# DATASET ROWS start

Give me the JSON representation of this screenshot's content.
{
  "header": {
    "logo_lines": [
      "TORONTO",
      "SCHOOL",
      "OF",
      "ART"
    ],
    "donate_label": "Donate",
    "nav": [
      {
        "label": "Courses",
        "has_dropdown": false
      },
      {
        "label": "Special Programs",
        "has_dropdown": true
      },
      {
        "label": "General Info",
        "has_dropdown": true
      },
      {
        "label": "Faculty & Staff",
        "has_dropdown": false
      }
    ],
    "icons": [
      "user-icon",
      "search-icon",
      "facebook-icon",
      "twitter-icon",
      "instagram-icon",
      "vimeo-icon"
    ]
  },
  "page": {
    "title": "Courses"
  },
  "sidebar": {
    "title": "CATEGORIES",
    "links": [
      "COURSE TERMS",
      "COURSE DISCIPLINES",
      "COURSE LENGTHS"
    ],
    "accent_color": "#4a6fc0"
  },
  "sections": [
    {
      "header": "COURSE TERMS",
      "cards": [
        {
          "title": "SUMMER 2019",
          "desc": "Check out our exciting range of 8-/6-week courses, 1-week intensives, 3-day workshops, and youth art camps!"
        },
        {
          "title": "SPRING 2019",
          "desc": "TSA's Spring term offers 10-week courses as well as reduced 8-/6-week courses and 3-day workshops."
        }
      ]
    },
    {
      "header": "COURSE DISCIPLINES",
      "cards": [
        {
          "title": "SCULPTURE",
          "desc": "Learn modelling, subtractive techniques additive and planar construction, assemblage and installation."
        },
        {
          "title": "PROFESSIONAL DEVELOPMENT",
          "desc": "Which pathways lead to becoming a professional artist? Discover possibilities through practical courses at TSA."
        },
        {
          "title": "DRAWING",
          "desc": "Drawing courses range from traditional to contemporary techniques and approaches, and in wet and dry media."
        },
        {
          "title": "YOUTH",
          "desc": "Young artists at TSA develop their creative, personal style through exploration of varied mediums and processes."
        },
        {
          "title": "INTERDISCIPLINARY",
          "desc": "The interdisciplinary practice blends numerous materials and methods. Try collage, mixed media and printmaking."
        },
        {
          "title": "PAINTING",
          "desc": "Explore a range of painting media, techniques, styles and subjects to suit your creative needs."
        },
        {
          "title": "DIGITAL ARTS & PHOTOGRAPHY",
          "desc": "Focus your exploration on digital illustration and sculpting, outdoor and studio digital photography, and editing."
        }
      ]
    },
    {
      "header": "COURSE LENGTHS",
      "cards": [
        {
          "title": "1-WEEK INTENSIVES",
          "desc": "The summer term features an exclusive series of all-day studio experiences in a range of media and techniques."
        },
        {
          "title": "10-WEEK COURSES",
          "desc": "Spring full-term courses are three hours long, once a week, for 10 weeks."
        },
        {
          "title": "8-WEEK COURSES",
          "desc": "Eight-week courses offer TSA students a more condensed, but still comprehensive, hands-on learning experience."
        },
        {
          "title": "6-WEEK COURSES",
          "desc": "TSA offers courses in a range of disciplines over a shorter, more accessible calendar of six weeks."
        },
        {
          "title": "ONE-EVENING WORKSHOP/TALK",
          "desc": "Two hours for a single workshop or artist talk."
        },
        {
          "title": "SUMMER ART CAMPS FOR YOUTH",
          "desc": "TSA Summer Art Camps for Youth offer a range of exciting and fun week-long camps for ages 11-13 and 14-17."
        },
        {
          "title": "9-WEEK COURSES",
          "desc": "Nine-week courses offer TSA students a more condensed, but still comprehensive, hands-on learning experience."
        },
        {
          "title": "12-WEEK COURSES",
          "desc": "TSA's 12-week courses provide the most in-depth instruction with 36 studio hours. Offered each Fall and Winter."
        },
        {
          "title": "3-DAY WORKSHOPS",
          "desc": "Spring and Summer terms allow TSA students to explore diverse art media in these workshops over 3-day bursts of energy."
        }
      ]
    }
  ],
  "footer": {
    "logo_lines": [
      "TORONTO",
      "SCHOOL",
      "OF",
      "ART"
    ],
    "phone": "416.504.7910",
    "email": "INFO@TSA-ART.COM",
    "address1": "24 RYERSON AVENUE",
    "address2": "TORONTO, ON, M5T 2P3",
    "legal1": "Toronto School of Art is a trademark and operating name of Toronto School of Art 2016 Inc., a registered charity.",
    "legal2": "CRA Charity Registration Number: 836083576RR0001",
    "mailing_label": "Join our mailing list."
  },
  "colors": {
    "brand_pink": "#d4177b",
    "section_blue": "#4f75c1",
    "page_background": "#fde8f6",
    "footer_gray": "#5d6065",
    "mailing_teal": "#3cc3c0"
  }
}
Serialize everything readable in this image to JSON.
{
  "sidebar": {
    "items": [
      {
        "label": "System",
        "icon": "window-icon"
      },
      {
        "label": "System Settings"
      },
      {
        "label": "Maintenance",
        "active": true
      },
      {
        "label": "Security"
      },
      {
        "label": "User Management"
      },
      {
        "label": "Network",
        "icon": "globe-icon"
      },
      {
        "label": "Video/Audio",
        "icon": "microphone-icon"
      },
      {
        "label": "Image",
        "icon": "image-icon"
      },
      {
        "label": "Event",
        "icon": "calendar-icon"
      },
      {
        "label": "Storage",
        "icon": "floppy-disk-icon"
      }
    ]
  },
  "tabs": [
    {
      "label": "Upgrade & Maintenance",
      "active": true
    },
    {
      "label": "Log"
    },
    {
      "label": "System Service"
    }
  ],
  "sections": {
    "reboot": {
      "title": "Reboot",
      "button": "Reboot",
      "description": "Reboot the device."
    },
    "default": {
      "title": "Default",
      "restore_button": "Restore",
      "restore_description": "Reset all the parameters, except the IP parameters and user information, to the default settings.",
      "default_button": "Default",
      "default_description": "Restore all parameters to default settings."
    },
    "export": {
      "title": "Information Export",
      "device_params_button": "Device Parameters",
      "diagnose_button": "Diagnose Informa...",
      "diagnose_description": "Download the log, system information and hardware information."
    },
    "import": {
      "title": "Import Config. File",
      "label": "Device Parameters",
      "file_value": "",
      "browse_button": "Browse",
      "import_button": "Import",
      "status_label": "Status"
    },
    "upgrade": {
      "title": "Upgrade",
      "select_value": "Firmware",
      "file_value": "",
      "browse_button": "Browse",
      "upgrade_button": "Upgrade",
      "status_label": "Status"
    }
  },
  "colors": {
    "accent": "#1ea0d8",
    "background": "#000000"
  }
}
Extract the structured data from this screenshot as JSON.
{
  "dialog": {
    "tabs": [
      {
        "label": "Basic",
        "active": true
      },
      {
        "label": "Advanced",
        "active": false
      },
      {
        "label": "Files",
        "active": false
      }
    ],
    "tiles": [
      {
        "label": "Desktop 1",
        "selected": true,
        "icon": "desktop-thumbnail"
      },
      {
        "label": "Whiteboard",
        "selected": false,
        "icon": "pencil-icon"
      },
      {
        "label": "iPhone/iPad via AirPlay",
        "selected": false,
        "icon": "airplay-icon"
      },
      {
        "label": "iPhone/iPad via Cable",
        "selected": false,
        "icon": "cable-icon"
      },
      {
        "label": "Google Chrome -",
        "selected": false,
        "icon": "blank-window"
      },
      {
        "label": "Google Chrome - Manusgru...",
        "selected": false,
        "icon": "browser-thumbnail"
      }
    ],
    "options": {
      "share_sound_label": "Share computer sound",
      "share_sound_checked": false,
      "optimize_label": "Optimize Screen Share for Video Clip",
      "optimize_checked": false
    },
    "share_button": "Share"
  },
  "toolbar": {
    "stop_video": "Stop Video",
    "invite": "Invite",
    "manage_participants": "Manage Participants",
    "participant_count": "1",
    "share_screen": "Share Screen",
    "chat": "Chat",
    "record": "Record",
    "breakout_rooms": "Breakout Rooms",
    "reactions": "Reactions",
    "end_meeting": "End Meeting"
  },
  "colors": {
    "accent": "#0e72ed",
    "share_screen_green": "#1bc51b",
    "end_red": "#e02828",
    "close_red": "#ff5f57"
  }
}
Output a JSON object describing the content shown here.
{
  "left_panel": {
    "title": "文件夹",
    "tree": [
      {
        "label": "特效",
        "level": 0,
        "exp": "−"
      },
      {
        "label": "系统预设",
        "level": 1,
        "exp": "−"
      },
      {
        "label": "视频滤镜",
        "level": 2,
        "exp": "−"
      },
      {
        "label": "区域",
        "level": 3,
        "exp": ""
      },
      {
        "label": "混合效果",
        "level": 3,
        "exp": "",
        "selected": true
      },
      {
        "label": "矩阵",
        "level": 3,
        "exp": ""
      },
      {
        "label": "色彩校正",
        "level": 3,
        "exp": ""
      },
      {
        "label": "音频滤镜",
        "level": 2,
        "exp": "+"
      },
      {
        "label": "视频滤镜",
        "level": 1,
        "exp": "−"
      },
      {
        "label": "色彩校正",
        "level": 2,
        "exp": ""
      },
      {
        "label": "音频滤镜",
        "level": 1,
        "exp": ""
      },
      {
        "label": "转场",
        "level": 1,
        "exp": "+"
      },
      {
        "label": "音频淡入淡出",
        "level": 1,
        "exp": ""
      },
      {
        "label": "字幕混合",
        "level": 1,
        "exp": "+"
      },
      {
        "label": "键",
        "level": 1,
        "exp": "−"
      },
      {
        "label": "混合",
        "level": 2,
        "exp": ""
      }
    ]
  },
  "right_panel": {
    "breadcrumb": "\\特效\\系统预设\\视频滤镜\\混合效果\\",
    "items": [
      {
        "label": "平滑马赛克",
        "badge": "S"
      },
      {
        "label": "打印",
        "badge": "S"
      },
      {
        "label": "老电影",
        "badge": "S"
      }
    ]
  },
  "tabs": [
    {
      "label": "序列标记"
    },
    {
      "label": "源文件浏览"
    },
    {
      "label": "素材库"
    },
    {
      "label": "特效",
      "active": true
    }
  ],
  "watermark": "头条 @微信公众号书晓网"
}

# DATASET ROWS end

◆ STATED TASK ◆
Each line in the listing above that contains "long" should be copied.

◆ ANSWER TO THIS EXERCISE ◆
          "desc": "Spring full-term courses are three hours long, once a week, for 10 weeks."
          "desc": "TSA Summer Art Camps for Youth offer a range of exciting and fun week-long camps for ages 11-13 and 14-17."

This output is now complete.